→ Listed entries:

* START *

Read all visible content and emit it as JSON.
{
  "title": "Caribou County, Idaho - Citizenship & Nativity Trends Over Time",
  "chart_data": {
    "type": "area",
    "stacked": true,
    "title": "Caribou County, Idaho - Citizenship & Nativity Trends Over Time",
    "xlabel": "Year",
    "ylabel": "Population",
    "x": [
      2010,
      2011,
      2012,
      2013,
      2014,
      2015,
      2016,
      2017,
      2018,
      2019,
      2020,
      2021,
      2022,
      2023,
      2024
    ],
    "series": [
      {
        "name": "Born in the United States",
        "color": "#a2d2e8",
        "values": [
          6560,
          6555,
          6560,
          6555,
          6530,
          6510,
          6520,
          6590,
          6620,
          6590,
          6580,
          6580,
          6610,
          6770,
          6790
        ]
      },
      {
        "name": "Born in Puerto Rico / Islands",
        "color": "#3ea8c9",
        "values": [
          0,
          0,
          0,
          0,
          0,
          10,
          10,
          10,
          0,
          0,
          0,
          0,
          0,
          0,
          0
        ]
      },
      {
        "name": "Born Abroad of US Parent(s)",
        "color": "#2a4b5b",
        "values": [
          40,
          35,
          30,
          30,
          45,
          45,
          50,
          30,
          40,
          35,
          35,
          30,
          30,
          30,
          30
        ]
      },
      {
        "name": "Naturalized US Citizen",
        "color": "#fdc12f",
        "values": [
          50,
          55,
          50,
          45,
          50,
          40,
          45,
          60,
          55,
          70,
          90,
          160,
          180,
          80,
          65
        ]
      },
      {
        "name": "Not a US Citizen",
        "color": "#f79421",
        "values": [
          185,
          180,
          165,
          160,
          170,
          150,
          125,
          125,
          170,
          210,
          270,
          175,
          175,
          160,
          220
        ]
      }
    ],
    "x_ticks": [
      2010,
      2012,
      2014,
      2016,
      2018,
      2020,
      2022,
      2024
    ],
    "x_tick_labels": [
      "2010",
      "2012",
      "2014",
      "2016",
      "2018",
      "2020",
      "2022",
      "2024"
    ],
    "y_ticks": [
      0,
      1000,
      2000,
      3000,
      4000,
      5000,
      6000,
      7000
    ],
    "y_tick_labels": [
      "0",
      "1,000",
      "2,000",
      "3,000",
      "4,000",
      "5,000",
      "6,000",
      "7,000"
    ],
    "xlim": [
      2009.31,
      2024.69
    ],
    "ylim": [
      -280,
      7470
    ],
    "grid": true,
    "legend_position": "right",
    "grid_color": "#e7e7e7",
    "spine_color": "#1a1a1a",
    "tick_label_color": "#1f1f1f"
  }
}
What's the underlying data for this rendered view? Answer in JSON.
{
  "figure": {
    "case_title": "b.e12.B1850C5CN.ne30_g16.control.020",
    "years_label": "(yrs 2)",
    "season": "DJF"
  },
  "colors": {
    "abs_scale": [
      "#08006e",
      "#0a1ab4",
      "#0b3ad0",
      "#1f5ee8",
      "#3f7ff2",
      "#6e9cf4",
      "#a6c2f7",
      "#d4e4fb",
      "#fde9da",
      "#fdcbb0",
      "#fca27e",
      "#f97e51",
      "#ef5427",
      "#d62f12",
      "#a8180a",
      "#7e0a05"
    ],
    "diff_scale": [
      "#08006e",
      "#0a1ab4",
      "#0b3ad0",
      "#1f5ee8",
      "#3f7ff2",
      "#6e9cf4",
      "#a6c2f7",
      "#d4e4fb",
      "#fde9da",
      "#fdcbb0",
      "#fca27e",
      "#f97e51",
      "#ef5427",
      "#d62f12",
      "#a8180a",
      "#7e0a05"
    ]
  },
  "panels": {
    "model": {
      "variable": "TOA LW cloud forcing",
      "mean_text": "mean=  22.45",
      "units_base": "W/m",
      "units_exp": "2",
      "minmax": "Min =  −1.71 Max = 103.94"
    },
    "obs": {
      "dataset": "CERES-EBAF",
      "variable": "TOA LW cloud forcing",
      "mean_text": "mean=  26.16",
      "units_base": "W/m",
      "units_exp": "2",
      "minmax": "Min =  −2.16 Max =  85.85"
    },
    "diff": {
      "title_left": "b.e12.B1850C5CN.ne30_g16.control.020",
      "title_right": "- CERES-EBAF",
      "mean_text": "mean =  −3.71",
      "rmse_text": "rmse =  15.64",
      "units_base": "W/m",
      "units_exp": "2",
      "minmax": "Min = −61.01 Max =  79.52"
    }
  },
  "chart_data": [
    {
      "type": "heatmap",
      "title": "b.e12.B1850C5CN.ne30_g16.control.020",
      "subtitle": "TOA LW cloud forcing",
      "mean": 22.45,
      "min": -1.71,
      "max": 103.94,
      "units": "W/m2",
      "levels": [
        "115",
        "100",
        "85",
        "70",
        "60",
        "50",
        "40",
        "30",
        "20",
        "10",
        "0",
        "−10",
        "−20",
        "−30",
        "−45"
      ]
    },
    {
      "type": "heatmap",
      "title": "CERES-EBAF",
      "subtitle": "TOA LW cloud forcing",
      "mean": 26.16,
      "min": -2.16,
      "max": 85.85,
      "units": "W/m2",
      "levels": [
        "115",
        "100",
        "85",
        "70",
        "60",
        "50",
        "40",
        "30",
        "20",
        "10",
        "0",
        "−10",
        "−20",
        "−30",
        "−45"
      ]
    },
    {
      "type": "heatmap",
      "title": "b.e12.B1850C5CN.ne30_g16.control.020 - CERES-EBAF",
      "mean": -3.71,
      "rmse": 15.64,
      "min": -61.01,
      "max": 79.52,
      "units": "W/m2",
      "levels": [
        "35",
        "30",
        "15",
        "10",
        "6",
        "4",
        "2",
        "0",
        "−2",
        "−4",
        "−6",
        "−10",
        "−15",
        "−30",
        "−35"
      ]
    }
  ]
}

* END *

→ What this task involves: Quote the material exactly, leaving nothing out.

→ Correct response:
Read all visible content and emit it as JSON.
{
  "title": "Caribou County, Idaho - Citizenship & Nativity Trends Over Time",
  "chart_data": {
    "type": "area",
    "stacked": true,
    "title": "Caribou County, Idaho - Citizenship & Nativity Trends Over Time",
    "xlabel": "Year",
    "ylabel": "Population",
    "x": [
      2010,
      2011,
      2012,
      2013,
      2014,
      2015,
      2016,
      2017,
      2018,
      2019,
      2020,
      2021,
      2022,
      2023,
      2024
    ],
    "series": [
      {
        "name": "Born in the United States",
        "color": "#a2d2e8",
        "values": [
          6560,
          6555,
          6560,
          6555,
          6530,
          6510,
          6520,
          6590,
          6620,
          6590,
          6580,
          6580,
          6610,
          6770,
          6790
        ]
      },
      {
        "name": "Born in Puerto Rico / Islands",
        "color": "#3ea8c9",
        "values": [
          0,
          0,
          0,
          0,
          0,
          10,
          10,
          10,
          0,
          0,
          0,
          0,
          0,
          0,
          0
        ]
      },
      {
        "name": "Born Abroad of US Parent(s)",
        "color": "#2a4b5b",
        "values": [
          40,
          35,
          30,
          30,
          45,
          45,
          50,
          30,
          40,
          35,
          35,
          30,
          30,
          30,
          30
        ]
      },
      {
        "name": "Naturalized US Citizen",
        "color": "#fdc12f",
        "values": [
          50,
          55,
          50,
          45,
          50,
          40,
          45,
          60,
          55,
          70,
          90,
          160,
          180,
          80,
          65
        ]
      },
      {
        "name": "Not a US Citizen",
        "color": "#f79421",
        "values": [
          185,
          180,
          165,
          160,
          170,
          150,
          125,
          125,
          170,
          210,
          270,
          175,
          175,
          160,
          220
        ]
      }
    ],
    "x_ticks": [
      2010,
      2012,
      2014,
      2016,
      2018,
      2020,
      2022,
      2024
    ],
    "x_tick_labels": [
      "2010",
      "2012",
      "2014",
      "2016",
      "2018",
      "2020",
      "2022",
      "2024"
    ],
    "y_ticks": [
      0,
      1000,
      2000,
      3000,
      4000,
      5000,
      6000,
      7000
    ],
    "y_tick_labels": [
      "0",
      "1,000",
      "2,000",
      "3,000",
      "4,000",
      "5,000",
      "6,000",
      "7,000"
    ],
    "xlim": [
      2009.31,
      2024.69
    ],
    "ylim": [
      -280,
      7470
    ],
    "grid": true,
    "legend_position": "right",
    "grid_color": "#e7e7e7",
    "spine_color": "#1a1a1a",
    "tick_label_color": "#1f1f1f"
  }
}
What's the underlying data for this rendered view? Answer in JSON.
{
  "figure": {
    "case_title": "b.e12.B1850C5CN.ne30_g16.control.020",
    "years_label": "(yrs 2)",
    "season": "DJF"
  },
  "colors": {
    "abs_scale": [
      "#08006e",
      "#0a1ab4",
      "#0b3ad0",
      "#1f5ee8",
      "#3f7ff2",
      "#6e9cf4",
      "#a6c2f7",
      "#d4e4fb",
      "#fde9da",
      "#fdcbb0",
      "#fca27e",
      "#f97e51",
      "#ef5427",
      "#d62f12",
      "#a8180a",
      "#7e0a05"
    ],
    "diff_scale": [
      "#08006e",
      "#0a1ab4",
      "#0b3ad0",
      "#1f5ee8",
      "#3f7ff2",
      "#6e9cf4",
      "#a6c2f7",
      "#d4e4fb",
      "#fde9da",
      "#fdcbb0",
      "#fca27e",
      "#f97e51",
      "#ef5427",
      "#d62f12",
      "#a8180a",
      "#7e0a05"
    ]
  },
  "panels": {
    "model": {
      "variable": "TOA LW cloud forcing",
      "mean_text": "mean=  22.45",
      "units_base": "W/m",
      "units_exp": "2",
      "minmax": "Min =  −1.71 Max = 103.94"
    },
    "obs": {
      "dataset": "CERES-EBAF",
      "variable": "TOA LW cloud forcing",
      "mean_text": "mean=  26.16",
      "units_base": "W/m",
      "units_exp": "2",
      "minmax": "Min =  −2.16 Max =  85.85"
    },
    "diff": {
      "title_left": "b.e12.B1850C5CN.ne30_g16.control.020",
      "title_right": "- CERES-EBAF",
      "mean_text": "mean =  −3.71",
      "rmse_text": "rmse =  15.64",
      "units_base": "W/m",
      "units_exp": "2",
      "minmax": "Min = −61.01 Max =  79.52"
    }
  },
  "chart_data": [
    {
      "type": "heatmap",
      "title": "b.e12.B1850C5CN.ne30_g16.control.020",
      "subtitle": "TOA LW cloud forcing",
      "mean": 22.45,
      "min": -1.71,
      "max": 103.94,
      "units": "W/m2",
      "levels": [
        "115",
        "100",
        "85",
        "70",
        "60",
        "50",
        "40",
        "30",
        "20",
        "10",
        "0",
        "−10",
        "−20",
        "−30",
        "−45"
      ]
    },
    {
      "type": "heatmap",
      "title": "CERES-EBAF",
      "subtitle": "TOA LW cloud forcing",
      "mean": 26.16,
      "min": -2.16,
      "max": 85.85,
      "units": "W/m2",
      "levels": [
        "115",
        "100",
        "85",
        "70",
        "60",
        "50",
        "40",
        "30",
        "20",
        "10",
        "0",
        "−10",
        "−20",
        "−30",
        "−45"
      ]
    },
    {
      "type": "heatmap",
      "title": "b.e12.B1850C5CN.ne30_g16.control.020 - CERES-EBAF",
      "mean": -3.71,
      "rmse": 15.64,
      "min": -61.01,
      "max": 79.52,
      "units": "W/m2",
      "levels": [
        "35",
        "30",
        "15",
        "10",
        "6",
        "4",
        "2",
        "0",
        "−2",
        "−4",
        "−6",
        "−10",
        "−15",
        "−30",
        "−35"
      ]
    }
  ]
}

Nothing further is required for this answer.